> _WHAT THE EXERCISE ASKS_: Return the stretch of lines in the rows below, from the line containing "table-cell: 12.85178 (799, 341, 853, 357)" through the line containing "row-label: tr (102, 341, 113, 357)", copied word for word with both end lines included.

> _RECORD LIST_:
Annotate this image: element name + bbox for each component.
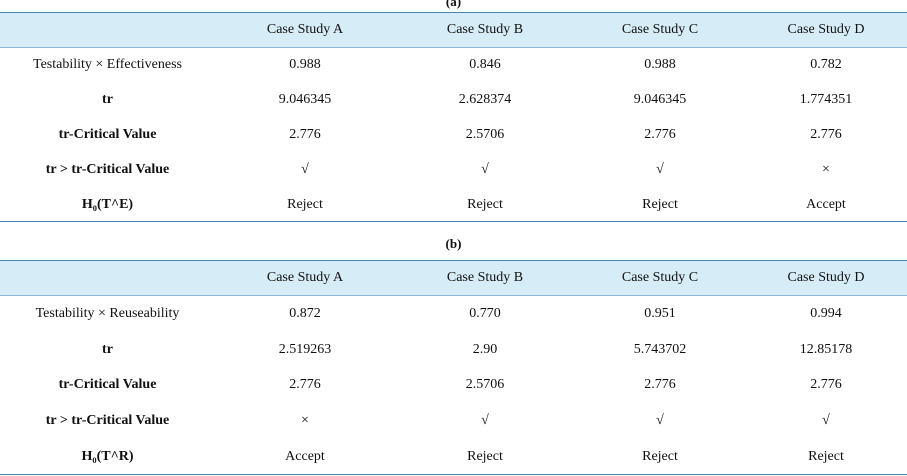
table-cell: 12.85178 (799, 341, 853, 357)
table-cell: 2.519263 (278, 341, 332, 357)
column-header: Case Study A (266, 22, 344, 37)
table-cell: Reject (808, 449, 844, 465)
table-caption: (a) (445, 0, 462, 9)
column-header: Case Study A (266, 270, 344, 285)
column-header: Case Study B (446, 270, 524, 285)
table-cell: 9.046345 (633, 92, 687, 108)
row-label: tr (102, 341, 113, 357)
table-cell: √ (301, 161, 309, 177)
table-cell: √ (656, 413, 664, 429)
table-bottom-rule (0, 221, 907, 222)
row-label: tr > tr-Critical Value (45, 161, 170, 177)
table-cell: 0.770 (469, 305, 501, 321)
table-cell: 2.776 (810, 377, 842, 393)
table-cell: × (301, 413, 309, 429)
table-cell: Accept (806, 196, 846, 212)
table-cell: 9.046345 (278, 92, 332, 108)
table-cell: 2.5706 (465, 377, 505, 393)
table-cell: 2.776 (644, 126, 676, 142)
table-cell: 0.846 (469, 57, 501, 73)
table-cell: 0.988 (644, 57, 676, 73)
table-cell: 2.628374 (458, 92, 512, 108)
header-band (0, 12, 907, 48)
table-cell: 0.988 (289, 57, 321, 73)
row-label: tr (102, 92, 113, 108)
row-label: Testability × Reuseability (35, 305, 180, 321)
column-header: Case Study B (446, 22, 524, 37)
table-cell: √ (481, 161, 489, 177)
column-header: Case Study C (621, 22, 699, 37)
table-cell: 2.5706 (465, 126, 505, 142)
column-header: Case Study D (787, 22, 865, 37)
table-cell: √ (822, 413, 830, 429)
row-label: tr-Critical Value (58, 377, 157, 393)
table-cell: Reject (467, 196, 503, 212)
header-band (0, 260, 907, 296)
table-cell: 0.872 (289, 305, 321, 321)
column-header: Case Study D (787, 270, 865, 285)
table-cell: √ (481, 413, 489, 429)
table-cell: Reject (642, 449, 678, 465)
row-label: Testability × Effectiveness (33, 57, 182, 73)
row-label: H₀(T^E) (81, 196, 134, 212)
table-caption: (b) (445, 236, 462, 251)
table-cell: 2.776 (289, 126, 321, 142)
table-cell: 0.782 (810, 57, 842, 73)
table-cell: Accept (285, 449, 325, 465)
row-label: H₀(T^R) (81, 449, 134, 465)
table-cell: 5.743702 (633, 341, 687, 357)
table-cell: 2.90 (472, 341, 498, 357)
row-label: tr-Critical Value (58, 126, 157, 142)
table-cell: Reject (642, 196, 678, 212)
table-cell: 0.951 (644, 305, 676, 321)
table-cell: 1.774351 (799, 92, 853, 108)
row-label: tr > tr-Critical Value (45, 413, 170, 429)
table-cell: 2.776 (644, 377, 676, 393)
table-bottom-rule (0, 474, 907, 475)
table-cell: × (822, 161, 830, 177)
table-cell: 2.776 (289, 377, 321, 393)
table-cell: Reject (287, 196, 323, 212)
table-cell: √ (656, 161, 664, 177)
table-cell: 2.776 (810, 126, 842, 142)
table-cell: 0.994 (810, 305, 842, 321)
table-cell: Reject (467, 449, 503, 465)
column-header: Case Study C (621, 270, 699, 285)
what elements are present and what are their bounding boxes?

> _COMPLETE RESPONSE_:
table-cell: 12.85178 (799, 341, 853, 357)
table-cell: 2.519263 (278, 341, 332, 357)
column-header: Case Study A (266, 22, 344, 37)
table-cell: Reject (808, 449, 844, 465)
table-caption: (a) (445, 0, 462, 9)
column-header: Case Study A (266, 270, 344, 285)
column-header: Case Study B (446, 270, 524, 285)
table-cell: 9.046345 (633, 92, 687, 108)
row-label: tr (102, 341, 113, 357)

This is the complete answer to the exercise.